**Record extracts:**
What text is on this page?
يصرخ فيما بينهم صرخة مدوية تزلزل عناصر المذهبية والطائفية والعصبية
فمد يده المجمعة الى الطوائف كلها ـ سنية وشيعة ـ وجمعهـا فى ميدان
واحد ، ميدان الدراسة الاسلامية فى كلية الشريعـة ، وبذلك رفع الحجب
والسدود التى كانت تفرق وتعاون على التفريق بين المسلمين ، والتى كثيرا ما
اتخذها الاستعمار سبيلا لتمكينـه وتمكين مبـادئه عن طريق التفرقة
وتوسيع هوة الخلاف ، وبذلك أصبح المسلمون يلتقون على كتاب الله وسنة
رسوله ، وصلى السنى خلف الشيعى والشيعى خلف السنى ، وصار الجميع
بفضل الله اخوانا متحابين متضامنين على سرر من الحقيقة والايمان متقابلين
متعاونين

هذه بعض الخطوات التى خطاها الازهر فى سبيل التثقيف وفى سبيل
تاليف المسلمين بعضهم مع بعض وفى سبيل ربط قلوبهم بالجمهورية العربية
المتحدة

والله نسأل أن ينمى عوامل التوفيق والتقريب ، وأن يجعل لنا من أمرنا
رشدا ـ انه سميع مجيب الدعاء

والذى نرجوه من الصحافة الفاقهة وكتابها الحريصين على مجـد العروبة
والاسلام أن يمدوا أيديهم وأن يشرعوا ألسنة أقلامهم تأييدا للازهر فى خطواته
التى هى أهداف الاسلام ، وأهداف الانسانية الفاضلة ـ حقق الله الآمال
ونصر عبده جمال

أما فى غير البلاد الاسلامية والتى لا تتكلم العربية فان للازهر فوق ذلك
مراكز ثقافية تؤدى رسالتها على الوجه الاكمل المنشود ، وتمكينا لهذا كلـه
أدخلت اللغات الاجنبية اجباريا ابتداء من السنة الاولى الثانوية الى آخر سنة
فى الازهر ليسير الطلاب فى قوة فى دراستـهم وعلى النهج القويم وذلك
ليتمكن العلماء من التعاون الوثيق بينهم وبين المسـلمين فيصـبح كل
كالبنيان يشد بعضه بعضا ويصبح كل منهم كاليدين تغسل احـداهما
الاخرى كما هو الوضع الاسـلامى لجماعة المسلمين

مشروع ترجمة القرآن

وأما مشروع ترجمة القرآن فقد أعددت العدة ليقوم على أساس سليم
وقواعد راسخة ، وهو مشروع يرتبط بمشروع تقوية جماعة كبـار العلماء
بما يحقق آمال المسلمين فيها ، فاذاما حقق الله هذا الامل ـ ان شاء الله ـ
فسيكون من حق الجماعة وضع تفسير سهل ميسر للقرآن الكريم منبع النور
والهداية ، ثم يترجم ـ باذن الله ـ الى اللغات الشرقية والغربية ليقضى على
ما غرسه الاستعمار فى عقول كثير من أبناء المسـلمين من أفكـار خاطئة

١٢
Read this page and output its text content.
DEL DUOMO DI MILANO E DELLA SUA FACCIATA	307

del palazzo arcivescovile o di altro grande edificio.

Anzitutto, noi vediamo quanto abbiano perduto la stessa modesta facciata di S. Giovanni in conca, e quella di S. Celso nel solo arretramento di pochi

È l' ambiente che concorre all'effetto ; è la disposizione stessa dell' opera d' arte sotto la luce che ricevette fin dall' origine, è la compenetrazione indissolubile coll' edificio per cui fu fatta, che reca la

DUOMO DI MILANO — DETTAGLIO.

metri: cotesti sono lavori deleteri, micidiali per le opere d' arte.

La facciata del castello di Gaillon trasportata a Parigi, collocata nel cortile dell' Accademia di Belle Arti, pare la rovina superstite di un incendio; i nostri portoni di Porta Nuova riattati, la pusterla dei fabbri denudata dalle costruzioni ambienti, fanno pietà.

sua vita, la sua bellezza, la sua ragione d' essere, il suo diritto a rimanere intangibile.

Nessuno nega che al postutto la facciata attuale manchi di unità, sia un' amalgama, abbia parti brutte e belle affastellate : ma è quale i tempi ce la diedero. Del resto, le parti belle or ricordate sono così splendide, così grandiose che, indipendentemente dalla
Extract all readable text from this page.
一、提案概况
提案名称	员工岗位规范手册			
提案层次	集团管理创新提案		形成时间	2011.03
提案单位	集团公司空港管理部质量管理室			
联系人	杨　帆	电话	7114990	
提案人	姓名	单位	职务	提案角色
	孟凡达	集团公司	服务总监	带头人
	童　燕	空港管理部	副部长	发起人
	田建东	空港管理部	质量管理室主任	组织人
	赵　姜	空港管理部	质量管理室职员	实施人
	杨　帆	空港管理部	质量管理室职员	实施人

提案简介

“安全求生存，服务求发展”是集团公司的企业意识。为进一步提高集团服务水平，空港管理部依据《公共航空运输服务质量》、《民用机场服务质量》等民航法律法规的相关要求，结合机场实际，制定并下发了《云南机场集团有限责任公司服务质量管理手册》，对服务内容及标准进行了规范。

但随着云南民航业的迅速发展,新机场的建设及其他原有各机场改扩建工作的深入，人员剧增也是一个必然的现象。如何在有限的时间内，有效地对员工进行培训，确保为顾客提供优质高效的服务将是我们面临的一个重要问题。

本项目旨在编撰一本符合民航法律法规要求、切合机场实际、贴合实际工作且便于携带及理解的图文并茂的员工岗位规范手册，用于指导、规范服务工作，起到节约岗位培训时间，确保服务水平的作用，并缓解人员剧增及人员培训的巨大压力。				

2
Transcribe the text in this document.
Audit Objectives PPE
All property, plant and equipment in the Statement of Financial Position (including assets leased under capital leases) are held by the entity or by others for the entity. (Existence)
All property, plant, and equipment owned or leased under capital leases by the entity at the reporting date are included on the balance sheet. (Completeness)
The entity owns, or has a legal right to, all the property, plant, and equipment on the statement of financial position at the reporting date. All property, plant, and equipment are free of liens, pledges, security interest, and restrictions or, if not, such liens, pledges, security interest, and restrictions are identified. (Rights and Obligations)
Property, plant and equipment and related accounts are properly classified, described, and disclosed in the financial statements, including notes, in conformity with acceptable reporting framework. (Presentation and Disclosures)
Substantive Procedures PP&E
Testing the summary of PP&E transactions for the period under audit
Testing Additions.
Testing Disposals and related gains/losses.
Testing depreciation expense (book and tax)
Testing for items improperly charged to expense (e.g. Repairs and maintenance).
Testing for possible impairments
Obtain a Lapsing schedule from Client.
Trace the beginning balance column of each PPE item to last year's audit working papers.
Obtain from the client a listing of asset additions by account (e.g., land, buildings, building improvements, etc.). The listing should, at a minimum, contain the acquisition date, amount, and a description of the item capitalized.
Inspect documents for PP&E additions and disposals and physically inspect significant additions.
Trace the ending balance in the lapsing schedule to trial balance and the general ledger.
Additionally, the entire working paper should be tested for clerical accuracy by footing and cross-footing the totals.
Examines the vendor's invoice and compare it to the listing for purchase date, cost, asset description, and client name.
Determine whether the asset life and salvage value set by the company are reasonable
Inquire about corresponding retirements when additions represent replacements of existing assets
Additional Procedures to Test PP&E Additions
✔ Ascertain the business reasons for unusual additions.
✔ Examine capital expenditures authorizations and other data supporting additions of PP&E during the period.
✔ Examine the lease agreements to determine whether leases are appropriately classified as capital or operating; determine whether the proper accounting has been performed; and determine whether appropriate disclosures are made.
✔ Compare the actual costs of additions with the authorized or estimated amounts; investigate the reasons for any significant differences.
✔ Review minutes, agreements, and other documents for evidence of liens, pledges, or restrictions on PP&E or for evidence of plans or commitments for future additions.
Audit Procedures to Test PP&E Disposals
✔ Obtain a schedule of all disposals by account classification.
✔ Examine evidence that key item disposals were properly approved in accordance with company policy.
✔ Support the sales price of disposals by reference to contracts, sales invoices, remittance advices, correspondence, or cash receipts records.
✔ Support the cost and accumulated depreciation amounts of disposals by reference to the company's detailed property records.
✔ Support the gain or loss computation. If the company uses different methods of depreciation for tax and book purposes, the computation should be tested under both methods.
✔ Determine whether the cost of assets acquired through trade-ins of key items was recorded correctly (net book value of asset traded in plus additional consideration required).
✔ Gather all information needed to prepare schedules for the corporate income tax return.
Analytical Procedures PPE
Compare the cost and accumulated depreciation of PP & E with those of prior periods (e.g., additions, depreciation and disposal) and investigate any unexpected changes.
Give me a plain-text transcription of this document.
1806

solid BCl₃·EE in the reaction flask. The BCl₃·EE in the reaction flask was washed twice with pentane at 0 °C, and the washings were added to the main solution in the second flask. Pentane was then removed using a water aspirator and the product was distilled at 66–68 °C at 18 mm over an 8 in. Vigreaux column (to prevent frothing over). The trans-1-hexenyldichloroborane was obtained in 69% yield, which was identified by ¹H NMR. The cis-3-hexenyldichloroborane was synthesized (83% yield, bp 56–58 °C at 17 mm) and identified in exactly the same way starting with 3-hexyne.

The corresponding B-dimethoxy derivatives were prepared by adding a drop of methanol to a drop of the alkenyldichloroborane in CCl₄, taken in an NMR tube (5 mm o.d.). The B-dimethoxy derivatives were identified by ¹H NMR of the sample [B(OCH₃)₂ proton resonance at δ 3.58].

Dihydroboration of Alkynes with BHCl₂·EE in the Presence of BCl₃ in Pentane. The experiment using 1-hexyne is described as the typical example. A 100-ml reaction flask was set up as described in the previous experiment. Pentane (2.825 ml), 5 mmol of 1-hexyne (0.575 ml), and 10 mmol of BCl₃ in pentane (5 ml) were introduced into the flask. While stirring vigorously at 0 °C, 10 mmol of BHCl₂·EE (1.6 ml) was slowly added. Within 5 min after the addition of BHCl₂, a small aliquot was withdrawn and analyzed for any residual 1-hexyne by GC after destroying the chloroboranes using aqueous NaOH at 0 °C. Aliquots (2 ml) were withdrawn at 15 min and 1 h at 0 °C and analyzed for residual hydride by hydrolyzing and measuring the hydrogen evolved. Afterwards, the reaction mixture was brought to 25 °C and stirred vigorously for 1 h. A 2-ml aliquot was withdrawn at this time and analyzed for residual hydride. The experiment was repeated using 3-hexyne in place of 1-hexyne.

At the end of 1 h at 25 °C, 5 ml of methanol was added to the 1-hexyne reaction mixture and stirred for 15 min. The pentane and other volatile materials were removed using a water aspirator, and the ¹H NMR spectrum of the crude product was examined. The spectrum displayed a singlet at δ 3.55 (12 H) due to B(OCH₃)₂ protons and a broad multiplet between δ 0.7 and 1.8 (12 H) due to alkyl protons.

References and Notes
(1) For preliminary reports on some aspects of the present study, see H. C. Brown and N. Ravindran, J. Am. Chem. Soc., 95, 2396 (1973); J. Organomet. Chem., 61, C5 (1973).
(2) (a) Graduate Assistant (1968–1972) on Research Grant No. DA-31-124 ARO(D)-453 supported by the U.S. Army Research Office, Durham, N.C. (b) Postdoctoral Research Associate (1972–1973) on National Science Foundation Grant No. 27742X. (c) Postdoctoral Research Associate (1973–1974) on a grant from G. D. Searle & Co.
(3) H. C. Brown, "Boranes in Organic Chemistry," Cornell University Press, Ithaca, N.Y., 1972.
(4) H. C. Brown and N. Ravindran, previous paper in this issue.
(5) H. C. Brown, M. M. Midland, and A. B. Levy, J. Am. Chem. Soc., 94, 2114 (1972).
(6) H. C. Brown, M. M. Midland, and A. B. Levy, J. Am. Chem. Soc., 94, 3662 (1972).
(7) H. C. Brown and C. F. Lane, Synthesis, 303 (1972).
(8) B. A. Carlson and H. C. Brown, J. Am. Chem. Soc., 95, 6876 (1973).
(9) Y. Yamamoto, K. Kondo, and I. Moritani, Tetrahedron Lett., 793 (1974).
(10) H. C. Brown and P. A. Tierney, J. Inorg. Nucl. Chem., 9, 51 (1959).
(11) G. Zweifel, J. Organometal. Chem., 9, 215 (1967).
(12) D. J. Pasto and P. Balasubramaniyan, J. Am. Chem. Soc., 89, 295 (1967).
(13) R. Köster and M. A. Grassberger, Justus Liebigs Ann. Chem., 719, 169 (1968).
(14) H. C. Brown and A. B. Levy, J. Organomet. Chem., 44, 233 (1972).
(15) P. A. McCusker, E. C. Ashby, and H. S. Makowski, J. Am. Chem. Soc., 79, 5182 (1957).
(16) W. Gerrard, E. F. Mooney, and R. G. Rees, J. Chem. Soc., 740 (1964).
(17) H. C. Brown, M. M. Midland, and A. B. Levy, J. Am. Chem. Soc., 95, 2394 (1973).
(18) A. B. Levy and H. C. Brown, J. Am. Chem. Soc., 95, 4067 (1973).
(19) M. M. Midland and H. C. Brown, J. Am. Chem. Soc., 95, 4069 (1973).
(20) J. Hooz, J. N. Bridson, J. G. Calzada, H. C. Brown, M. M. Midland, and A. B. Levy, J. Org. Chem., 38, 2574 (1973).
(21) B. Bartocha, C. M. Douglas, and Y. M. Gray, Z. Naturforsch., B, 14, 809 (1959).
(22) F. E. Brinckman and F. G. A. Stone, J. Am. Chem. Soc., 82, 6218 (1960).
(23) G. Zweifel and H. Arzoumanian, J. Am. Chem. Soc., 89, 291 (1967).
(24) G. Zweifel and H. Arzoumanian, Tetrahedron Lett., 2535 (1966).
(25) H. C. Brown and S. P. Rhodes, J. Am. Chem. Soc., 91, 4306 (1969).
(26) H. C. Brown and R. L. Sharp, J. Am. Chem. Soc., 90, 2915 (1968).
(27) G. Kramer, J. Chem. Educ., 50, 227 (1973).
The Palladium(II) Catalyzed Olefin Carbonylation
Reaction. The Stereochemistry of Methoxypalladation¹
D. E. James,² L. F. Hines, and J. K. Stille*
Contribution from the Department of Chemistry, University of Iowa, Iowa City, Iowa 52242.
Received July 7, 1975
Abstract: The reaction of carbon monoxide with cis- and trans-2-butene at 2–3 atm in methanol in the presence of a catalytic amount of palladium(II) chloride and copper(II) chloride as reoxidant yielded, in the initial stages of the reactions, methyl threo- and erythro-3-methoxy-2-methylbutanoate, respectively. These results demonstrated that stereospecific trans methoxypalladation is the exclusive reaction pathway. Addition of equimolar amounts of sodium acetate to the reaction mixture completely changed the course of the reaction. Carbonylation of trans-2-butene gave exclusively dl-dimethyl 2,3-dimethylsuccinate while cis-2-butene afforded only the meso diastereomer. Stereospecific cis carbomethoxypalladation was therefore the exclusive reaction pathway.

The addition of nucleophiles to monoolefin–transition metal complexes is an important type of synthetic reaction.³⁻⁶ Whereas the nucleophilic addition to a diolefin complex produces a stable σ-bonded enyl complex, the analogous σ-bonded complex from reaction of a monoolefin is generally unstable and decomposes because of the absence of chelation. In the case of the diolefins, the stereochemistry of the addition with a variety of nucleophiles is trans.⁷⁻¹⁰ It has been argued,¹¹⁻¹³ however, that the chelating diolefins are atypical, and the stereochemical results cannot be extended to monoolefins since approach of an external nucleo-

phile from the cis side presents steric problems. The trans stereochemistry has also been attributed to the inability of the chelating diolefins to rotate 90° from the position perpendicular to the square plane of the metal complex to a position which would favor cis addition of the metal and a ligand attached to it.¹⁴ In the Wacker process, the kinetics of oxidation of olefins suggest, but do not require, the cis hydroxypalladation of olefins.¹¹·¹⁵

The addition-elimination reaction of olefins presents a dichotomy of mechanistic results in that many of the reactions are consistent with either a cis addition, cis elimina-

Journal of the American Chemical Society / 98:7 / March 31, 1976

**Exercise prompt:**
From the listing, copy every line where the string "Testing" appears.

**Task answer:**
Testing the summary of PP&E transactions for the period under audit
Testing Additions.
Testing Disposals and related gains/losses.
Testing depreciation expense (book and tax)
Testing for items improperly charged to expense (e.g. Repairs and maintenance).
Testing for possible impairments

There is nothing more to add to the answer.